- _EXERCISE DETAILS_
Identify the lines containing the word "Ovládač". Copy each one.

:: RECORDS

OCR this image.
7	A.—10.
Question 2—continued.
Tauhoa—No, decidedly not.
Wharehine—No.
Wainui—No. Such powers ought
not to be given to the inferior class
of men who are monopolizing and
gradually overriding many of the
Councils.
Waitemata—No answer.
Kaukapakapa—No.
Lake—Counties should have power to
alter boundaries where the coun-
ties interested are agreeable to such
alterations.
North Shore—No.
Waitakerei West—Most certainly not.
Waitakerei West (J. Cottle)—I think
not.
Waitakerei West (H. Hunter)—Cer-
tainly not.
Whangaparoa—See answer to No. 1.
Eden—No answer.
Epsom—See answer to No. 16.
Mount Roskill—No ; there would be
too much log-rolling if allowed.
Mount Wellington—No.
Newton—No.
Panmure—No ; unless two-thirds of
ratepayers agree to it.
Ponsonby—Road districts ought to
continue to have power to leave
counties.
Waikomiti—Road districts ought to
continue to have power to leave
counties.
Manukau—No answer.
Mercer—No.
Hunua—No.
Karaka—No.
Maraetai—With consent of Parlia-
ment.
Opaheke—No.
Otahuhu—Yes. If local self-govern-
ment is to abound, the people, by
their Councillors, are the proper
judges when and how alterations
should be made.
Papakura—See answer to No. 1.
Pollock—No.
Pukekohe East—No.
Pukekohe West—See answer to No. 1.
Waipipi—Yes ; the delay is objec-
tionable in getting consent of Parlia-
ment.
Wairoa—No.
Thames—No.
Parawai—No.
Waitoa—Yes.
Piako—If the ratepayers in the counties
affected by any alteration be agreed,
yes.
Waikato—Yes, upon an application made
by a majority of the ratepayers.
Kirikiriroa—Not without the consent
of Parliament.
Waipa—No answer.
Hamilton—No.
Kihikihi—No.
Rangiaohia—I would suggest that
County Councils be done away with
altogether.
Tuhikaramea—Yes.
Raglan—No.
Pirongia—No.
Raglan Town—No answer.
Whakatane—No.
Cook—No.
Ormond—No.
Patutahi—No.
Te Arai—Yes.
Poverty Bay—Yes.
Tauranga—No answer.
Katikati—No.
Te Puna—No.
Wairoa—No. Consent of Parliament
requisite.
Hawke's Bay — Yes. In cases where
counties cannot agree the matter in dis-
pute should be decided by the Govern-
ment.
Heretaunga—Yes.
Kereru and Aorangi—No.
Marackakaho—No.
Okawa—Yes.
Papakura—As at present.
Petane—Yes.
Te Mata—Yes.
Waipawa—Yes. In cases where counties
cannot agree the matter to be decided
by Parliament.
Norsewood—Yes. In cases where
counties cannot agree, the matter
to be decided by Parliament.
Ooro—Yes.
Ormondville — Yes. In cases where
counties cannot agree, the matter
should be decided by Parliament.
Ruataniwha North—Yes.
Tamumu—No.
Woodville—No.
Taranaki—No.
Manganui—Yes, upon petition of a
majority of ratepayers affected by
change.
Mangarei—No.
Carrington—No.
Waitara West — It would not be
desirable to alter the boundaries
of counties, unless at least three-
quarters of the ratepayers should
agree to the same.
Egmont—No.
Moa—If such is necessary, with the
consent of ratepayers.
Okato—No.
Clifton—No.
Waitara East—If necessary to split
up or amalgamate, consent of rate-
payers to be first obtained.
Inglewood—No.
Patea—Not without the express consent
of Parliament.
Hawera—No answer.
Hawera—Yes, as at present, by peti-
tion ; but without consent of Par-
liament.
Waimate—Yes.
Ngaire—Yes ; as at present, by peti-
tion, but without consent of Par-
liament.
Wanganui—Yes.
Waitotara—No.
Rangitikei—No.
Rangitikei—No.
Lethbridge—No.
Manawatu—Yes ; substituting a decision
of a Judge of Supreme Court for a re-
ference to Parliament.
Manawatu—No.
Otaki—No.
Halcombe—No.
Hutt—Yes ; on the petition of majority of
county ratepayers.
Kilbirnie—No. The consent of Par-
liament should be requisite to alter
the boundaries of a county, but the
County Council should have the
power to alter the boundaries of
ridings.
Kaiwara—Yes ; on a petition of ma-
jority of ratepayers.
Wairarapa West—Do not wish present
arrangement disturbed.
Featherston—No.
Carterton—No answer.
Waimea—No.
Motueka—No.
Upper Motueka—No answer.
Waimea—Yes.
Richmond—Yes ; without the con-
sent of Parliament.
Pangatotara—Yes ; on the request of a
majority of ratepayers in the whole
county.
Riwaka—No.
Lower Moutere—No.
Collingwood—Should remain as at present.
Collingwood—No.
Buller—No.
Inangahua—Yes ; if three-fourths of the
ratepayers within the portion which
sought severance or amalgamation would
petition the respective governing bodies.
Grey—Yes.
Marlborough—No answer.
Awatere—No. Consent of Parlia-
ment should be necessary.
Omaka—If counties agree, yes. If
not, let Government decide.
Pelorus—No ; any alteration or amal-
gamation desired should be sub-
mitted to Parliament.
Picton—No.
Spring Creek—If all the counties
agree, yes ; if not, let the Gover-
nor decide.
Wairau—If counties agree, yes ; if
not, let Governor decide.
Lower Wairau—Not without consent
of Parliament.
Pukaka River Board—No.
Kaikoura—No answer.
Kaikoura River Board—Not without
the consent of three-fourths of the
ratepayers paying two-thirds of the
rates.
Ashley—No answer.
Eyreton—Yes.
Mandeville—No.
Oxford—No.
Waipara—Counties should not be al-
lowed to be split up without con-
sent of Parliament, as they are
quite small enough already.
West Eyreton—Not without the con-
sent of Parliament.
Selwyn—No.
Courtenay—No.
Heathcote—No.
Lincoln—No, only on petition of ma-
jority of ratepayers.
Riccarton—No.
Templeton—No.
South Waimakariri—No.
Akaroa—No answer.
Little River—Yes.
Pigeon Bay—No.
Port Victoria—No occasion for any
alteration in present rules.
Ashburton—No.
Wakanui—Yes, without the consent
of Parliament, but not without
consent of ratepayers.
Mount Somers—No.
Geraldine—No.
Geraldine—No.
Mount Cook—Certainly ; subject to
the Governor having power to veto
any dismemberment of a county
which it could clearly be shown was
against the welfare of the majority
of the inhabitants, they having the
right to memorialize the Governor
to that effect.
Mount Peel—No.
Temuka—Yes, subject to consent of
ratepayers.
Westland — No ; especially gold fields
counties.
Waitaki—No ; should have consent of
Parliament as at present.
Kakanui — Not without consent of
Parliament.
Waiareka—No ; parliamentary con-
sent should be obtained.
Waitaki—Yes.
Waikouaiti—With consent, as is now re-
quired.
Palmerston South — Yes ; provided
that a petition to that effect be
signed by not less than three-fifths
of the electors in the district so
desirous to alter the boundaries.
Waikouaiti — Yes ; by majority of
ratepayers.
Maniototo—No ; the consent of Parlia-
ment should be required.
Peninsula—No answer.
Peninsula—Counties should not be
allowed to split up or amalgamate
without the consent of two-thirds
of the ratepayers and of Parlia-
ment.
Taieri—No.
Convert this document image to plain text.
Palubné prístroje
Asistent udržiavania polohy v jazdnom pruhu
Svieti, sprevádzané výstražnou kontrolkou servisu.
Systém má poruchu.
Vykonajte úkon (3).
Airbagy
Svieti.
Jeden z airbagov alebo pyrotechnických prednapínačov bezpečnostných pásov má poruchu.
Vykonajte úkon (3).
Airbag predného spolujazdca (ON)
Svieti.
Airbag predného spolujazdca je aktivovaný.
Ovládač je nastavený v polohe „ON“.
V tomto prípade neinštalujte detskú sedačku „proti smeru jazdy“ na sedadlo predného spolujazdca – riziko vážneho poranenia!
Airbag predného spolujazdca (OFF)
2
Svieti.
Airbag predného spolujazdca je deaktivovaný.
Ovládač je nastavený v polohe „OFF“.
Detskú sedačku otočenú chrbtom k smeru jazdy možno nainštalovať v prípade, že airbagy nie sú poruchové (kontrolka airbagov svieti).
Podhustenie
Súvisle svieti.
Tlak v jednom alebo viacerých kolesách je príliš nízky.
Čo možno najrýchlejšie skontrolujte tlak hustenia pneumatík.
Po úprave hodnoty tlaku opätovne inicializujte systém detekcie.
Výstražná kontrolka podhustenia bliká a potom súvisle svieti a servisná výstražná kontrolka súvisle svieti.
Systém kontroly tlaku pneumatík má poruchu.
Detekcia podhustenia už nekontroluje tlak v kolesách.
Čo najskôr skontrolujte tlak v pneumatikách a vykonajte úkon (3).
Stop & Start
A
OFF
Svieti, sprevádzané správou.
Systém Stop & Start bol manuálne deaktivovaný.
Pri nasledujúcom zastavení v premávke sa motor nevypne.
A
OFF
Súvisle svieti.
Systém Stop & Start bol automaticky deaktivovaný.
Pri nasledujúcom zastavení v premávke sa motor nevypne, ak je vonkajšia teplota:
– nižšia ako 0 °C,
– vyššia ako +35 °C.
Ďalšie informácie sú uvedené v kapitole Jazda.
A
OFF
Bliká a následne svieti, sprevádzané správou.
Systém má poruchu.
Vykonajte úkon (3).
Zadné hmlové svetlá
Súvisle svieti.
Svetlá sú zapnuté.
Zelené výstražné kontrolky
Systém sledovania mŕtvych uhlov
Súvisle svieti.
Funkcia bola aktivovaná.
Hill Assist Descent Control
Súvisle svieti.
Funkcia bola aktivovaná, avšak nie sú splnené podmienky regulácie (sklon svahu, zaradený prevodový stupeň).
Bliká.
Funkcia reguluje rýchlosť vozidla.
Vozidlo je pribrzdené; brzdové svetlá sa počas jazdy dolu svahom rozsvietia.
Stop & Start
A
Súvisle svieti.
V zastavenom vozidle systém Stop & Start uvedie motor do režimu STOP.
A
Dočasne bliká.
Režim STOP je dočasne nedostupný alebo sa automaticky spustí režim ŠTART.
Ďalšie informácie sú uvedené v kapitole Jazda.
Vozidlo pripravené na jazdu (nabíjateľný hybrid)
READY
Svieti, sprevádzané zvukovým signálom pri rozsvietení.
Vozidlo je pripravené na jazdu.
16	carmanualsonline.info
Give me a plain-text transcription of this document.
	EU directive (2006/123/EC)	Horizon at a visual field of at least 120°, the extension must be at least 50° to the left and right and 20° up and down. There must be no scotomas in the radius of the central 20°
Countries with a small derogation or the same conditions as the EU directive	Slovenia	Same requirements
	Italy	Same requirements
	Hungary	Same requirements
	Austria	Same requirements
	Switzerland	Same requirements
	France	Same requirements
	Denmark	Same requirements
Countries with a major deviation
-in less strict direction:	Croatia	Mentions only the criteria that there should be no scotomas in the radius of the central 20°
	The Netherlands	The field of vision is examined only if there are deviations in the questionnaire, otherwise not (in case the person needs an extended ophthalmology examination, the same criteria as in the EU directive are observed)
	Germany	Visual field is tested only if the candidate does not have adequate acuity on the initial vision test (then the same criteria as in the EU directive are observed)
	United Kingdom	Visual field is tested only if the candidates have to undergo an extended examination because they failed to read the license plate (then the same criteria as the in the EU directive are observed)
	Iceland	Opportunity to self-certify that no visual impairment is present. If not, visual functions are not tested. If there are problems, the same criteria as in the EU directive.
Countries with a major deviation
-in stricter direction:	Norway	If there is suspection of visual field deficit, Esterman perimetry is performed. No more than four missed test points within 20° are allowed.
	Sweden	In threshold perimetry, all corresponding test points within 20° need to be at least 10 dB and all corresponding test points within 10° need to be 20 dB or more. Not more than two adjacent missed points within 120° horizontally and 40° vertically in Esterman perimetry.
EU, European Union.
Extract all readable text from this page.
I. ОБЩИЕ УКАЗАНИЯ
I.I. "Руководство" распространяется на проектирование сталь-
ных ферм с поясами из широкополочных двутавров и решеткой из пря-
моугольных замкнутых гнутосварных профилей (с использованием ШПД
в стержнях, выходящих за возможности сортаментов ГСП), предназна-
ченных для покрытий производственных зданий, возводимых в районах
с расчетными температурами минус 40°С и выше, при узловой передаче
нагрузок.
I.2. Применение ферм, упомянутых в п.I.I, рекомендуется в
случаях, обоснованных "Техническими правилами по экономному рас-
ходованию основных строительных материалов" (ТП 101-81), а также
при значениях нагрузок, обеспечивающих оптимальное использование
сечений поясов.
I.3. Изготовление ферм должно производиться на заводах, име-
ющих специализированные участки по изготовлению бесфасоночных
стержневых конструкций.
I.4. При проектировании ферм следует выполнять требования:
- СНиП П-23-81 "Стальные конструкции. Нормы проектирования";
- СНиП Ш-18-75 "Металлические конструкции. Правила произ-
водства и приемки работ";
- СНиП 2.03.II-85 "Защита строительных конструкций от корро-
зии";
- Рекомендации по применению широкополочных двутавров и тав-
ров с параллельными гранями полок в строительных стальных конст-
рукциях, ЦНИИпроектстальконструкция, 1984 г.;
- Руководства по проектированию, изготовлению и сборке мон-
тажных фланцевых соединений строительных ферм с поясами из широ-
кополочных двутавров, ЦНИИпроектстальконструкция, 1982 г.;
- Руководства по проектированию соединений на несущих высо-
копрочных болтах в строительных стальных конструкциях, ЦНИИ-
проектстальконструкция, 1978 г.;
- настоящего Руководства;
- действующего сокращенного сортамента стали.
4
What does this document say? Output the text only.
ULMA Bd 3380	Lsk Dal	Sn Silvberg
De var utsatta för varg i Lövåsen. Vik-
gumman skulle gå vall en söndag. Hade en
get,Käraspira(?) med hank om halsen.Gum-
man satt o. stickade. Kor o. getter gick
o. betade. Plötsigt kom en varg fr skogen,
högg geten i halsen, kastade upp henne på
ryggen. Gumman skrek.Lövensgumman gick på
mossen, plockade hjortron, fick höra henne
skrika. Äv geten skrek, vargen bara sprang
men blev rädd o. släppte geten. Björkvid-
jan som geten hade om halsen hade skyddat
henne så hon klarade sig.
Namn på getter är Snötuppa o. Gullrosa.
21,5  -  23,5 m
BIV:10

::::

- _TASK RESULT_
Ovládač je nastavený v polohe „ON“.
Ovládač je nastavený v polohe „OFF“.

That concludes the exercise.